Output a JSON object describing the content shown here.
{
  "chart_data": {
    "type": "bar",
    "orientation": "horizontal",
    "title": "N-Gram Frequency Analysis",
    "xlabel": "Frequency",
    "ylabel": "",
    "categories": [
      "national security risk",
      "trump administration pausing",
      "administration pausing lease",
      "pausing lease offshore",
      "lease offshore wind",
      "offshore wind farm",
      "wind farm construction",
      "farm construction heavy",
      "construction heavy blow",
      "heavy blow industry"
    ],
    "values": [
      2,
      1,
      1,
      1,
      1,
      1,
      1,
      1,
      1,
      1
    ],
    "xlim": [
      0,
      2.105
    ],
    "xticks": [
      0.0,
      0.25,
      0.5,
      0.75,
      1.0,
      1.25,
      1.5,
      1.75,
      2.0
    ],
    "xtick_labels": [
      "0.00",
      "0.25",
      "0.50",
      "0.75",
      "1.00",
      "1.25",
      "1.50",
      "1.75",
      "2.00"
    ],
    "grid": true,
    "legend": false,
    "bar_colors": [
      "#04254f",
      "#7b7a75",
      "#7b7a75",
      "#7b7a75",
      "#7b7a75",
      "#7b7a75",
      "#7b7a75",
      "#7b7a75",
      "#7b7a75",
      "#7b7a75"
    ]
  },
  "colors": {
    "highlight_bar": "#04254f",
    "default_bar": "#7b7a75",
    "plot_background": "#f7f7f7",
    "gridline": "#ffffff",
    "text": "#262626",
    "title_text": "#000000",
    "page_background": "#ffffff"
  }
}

———

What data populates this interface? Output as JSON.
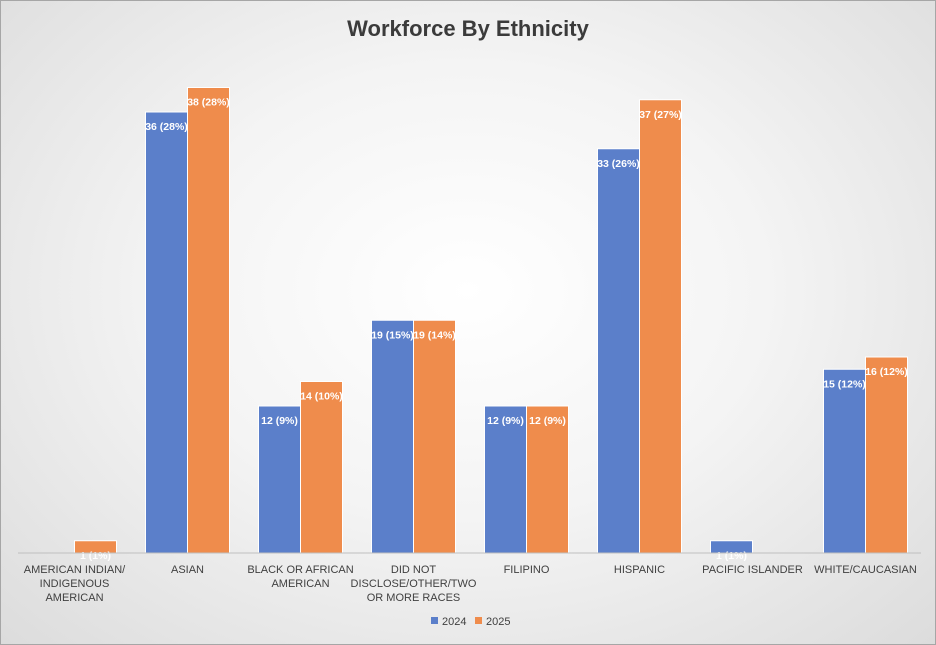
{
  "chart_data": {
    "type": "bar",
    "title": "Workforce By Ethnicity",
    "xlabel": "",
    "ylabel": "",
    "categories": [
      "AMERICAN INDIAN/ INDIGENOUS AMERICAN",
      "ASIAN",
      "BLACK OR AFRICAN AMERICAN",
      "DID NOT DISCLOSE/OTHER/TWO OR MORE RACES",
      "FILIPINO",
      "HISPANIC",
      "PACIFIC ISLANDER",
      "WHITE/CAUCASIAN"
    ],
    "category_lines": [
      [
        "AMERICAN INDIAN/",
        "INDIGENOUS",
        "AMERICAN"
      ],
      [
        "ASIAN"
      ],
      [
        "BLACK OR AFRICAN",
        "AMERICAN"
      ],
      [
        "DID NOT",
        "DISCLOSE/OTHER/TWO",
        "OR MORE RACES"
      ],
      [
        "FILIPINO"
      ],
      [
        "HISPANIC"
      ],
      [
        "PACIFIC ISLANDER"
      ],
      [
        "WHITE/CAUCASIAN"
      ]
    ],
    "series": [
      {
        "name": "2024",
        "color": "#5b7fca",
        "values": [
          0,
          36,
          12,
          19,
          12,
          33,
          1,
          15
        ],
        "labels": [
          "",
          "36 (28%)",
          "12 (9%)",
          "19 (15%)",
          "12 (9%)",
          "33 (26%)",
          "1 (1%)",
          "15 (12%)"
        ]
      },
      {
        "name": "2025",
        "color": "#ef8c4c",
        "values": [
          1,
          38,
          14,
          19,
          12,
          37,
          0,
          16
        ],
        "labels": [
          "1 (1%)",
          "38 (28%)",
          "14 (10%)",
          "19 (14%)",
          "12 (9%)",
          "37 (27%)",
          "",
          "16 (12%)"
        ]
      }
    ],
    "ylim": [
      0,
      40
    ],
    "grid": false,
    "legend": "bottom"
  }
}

———

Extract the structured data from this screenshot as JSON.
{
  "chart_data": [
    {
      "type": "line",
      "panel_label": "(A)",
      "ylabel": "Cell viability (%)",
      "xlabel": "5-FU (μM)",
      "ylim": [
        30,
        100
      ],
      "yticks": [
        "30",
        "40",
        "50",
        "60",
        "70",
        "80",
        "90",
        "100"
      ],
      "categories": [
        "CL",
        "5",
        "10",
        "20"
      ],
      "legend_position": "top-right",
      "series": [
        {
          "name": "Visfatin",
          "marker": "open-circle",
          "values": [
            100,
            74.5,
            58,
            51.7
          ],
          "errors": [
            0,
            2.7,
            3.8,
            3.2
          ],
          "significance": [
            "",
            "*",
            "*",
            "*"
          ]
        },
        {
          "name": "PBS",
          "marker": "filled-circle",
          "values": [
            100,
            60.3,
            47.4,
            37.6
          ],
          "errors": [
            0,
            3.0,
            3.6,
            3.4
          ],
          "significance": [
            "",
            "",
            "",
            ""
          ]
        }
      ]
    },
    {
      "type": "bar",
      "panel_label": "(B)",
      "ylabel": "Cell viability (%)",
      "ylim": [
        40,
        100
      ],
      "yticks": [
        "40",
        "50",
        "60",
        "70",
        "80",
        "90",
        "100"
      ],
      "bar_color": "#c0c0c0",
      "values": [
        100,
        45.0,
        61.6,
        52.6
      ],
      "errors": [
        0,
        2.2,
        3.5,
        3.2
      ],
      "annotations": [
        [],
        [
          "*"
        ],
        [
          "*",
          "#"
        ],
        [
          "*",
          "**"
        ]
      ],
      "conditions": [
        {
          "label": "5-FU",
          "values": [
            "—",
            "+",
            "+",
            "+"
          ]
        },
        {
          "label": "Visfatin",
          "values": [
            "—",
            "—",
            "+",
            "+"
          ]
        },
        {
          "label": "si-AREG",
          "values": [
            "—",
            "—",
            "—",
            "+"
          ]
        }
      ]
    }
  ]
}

———

Show every line of the records above that contains the word "PACIFIC".

      "PACIFIC ISLANDER",
        "PACIFIC ISLANDER"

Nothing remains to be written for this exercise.